Go through the material below and copy all lines with "FUNCTION".

_Data entries_.
= = =

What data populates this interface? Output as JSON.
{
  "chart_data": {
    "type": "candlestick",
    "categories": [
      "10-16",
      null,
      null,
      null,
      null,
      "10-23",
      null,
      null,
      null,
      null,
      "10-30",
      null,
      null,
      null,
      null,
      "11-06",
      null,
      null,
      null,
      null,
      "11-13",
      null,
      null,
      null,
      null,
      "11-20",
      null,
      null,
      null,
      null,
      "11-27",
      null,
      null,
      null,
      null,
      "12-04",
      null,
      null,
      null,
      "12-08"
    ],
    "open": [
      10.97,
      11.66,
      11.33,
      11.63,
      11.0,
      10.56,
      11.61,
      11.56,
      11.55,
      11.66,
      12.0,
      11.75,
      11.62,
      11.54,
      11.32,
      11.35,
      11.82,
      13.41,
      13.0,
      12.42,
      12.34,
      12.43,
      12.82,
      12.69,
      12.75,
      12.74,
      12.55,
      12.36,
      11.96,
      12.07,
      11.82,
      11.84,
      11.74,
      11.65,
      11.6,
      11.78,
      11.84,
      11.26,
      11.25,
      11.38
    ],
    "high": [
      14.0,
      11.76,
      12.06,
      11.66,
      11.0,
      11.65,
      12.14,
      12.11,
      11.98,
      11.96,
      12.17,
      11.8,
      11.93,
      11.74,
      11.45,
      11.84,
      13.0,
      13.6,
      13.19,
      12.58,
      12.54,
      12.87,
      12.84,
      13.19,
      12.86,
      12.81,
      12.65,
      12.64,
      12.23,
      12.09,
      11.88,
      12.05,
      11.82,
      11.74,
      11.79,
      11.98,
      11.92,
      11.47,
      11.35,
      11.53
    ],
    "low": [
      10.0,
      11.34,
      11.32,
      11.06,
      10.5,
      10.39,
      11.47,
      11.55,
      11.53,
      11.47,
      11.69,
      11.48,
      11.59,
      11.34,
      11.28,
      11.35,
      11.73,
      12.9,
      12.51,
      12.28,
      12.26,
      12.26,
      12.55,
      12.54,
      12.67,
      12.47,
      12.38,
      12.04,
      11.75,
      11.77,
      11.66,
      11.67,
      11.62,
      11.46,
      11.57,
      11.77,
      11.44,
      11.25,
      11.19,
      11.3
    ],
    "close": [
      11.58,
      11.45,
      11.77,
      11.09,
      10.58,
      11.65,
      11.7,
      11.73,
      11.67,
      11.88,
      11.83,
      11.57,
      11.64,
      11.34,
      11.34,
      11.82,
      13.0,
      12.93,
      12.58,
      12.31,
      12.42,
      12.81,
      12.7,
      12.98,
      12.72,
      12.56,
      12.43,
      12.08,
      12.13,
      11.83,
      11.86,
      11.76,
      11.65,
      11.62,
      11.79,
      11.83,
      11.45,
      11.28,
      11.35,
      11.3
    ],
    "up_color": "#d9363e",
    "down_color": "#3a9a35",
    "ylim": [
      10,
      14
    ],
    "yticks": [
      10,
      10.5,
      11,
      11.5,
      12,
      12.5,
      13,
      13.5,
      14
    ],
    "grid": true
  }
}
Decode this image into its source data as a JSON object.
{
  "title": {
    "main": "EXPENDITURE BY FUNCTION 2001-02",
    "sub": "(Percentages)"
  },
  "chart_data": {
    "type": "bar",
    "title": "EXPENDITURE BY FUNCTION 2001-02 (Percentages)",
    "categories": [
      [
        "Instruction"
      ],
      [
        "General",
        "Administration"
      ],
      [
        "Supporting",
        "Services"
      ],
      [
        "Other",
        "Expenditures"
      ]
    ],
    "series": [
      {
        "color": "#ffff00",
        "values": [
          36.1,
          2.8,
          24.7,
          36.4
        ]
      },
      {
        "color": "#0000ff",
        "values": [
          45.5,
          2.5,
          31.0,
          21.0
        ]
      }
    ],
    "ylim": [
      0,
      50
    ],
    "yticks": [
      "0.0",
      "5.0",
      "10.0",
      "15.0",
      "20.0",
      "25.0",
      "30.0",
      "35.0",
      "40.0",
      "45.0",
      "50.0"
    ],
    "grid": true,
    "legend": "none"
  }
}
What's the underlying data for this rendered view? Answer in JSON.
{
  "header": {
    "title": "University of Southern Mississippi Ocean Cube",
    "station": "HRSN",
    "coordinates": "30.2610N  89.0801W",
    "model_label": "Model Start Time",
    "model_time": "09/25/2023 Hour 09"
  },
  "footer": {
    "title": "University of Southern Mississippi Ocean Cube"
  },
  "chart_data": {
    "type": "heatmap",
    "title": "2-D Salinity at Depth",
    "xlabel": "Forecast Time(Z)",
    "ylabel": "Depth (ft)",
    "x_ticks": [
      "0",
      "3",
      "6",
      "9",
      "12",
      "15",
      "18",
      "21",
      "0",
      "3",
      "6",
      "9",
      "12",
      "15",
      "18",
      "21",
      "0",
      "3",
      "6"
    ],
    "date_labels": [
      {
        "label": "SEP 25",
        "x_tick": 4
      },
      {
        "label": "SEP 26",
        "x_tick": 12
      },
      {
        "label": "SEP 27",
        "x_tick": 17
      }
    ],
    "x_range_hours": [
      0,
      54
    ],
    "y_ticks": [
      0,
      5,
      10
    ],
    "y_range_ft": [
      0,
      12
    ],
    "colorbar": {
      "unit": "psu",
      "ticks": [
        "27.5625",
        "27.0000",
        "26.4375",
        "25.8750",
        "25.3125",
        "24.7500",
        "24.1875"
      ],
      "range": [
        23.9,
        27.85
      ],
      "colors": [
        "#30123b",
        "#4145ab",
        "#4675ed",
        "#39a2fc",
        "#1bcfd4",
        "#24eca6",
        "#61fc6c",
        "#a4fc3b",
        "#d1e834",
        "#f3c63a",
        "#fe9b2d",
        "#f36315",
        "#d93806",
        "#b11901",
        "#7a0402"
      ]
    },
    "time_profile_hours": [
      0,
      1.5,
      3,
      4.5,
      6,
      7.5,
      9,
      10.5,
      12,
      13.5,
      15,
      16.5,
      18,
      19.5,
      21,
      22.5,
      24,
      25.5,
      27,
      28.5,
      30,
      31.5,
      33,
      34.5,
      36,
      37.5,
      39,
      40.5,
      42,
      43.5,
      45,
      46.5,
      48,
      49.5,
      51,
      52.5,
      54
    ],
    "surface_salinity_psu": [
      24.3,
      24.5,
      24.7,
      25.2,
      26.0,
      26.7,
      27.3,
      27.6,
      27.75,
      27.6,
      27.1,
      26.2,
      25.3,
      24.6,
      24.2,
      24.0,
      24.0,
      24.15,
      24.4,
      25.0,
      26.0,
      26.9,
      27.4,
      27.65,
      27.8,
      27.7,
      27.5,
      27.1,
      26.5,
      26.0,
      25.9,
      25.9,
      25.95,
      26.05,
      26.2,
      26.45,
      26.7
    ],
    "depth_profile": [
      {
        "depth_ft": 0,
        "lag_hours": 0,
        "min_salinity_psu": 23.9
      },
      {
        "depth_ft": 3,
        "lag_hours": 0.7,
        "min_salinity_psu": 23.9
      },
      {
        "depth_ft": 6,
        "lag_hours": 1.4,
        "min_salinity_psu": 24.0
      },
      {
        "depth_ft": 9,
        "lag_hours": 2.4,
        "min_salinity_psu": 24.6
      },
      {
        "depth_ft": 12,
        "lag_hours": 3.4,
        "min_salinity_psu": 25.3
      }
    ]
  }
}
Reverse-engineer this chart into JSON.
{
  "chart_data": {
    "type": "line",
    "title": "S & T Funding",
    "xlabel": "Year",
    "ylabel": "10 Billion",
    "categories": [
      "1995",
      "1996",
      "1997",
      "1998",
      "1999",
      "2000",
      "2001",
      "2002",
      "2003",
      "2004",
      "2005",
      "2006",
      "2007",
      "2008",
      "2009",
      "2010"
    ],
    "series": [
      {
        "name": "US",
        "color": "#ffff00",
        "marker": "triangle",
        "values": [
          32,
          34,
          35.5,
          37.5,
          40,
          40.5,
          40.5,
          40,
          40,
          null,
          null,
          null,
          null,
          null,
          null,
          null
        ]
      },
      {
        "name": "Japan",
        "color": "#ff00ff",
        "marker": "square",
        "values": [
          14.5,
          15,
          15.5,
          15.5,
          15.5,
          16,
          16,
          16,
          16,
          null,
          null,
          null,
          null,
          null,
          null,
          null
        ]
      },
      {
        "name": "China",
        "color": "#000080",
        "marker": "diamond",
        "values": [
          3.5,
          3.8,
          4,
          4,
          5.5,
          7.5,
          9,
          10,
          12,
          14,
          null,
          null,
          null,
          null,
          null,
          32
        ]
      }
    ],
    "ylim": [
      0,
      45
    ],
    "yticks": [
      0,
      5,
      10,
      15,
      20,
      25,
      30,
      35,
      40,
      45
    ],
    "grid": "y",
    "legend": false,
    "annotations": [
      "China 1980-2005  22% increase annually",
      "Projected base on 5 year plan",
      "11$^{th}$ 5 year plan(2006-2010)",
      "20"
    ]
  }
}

= = =

_Expected output_.
    "main": "EXPENDITURE BY FUNCTION 2001-02",
    "title": "EXPENDITURE BY FUNCTION 2001-02 (Percentages)",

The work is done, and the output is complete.